------ PROVIDED TEXT ------

Monday

October 23rd, 2017

Ess, Ess/ Eat, Eat

This is literally a CHEESE burger --- and it tastes nothing less than amazing!

 Jeanmarie Brownson

By Jeanmarie Brownson Chicago Tribune/(MCT)

Published July 20, 2015

This is literally a CHEESE burger --- and it tastes nothing less than amazing!
We could happily eat a burger once or twice a week. Burgers have it all going on: Great flavors and a stack of textures. Plus, most fall into a modest price range and are relatively easy to prepare.

Weeknight fare, weekend celebration — you name the event and a good burger will shine.

We adjust our burgers to the season, seeking big charry grill flavors in the heat of summer and cast-iron crustiness in inclement weather. When we're looking to cut fat, we shift from ground beef chuck and to leaner turkey, salmon, even chicken for the center of the bun. Sweet spices and garlic enhance our lamb patties.

------ SUPPLIED INFORMATION ------

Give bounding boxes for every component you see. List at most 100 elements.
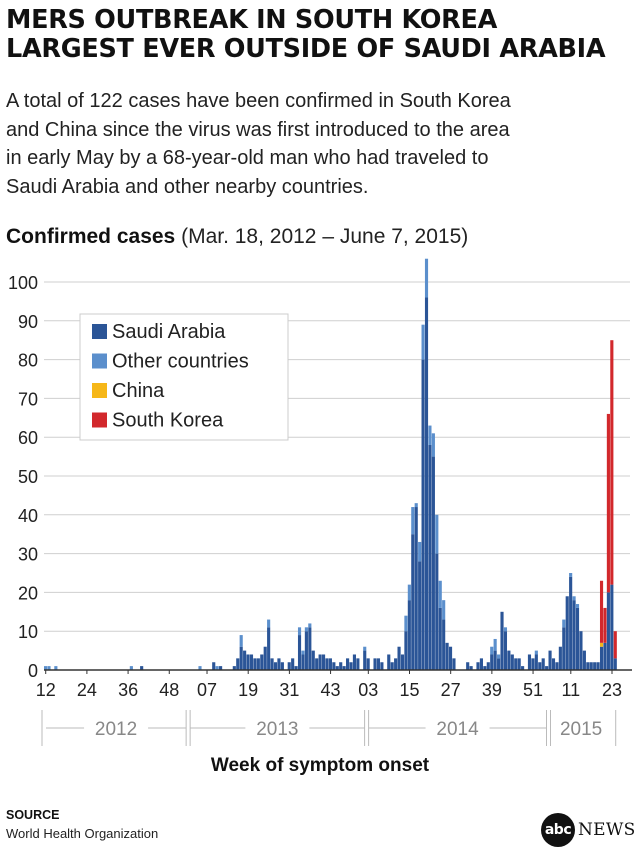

------

## TASKS TO COMPLETE
A) Please reproduce the passage of the burger article from "We could happily" up to and including "burger will shine.".
B) Does the burger article support each statement? Answer yes or no and quote the deciding words. (i) The writers could happily eat a burger once or twice a week. (ii) In the heat of summer, the writers look for cast-iron crustiness. (iii) When cutting fat, the writers turn to turkey, salmon or chicken.
C) Extend the burger article past its final sentence.

## EXPECTED RESULTS
A)
We could happily eat a burger once or twice a week. Burgers have it all going on: Great flavors and a stack of textures. Plus, most fall into a modest price range and are relatively easy to prepare.

Weeknight fare, weekend celebration — you name the event and a good burger will shine.

B)
(i) Yes: "We could happily eat a burger once or twice a week."
(ii) No: "seeking big charry grill flavors in the heat of summer and cast-iron crustiness in inclement weather"
(iii) Yes: "leaner turkey, salmon, even chicken for the center of the bun"

C)
Meatless burger patties have their merits, so we've peppered our burger rotation with them. Friends in the U.K. introduced us to their favorite meatless burger — one stuffed with a thick, slab of hot, melty halloumi cheese and sliced ripe tomato.

We couldn't wait to create our own versions. First-up: Hot cheese "burgers" between pretzel buns with dill pickles and brown mustard. The following week we slipped the hot cheese disks onto a toasted whole wheat bun and added sliced cucumber, arugula and a spiced mayonnaise. Definitely keepers.

Halloumi, a goat and sheep's milk cheese made with nonanimal rennet and a touch of mint, hails from Cypress. Semifirm, the milky white cheese bronzes beautifully in a skillet. Warmed, the cheese yields a pleasantly bouncy texture with plenty of eating satisfaction — amazing tucked into a toasted bun.

Another option is kasserie — the sharp Greek cheese used in the flaming saganaki appetizer.

French fries make a perfect partner for stellar burgers, but finger-size, mild-tasting Japanese shishito peppers are our favorite speedier, more healthful option. After searing and sprinkling them with coarse salt and herbs, we eat them out-of-hand like fries. This bold pepper treat without spicy heat completes our surprising cheese burger dinner.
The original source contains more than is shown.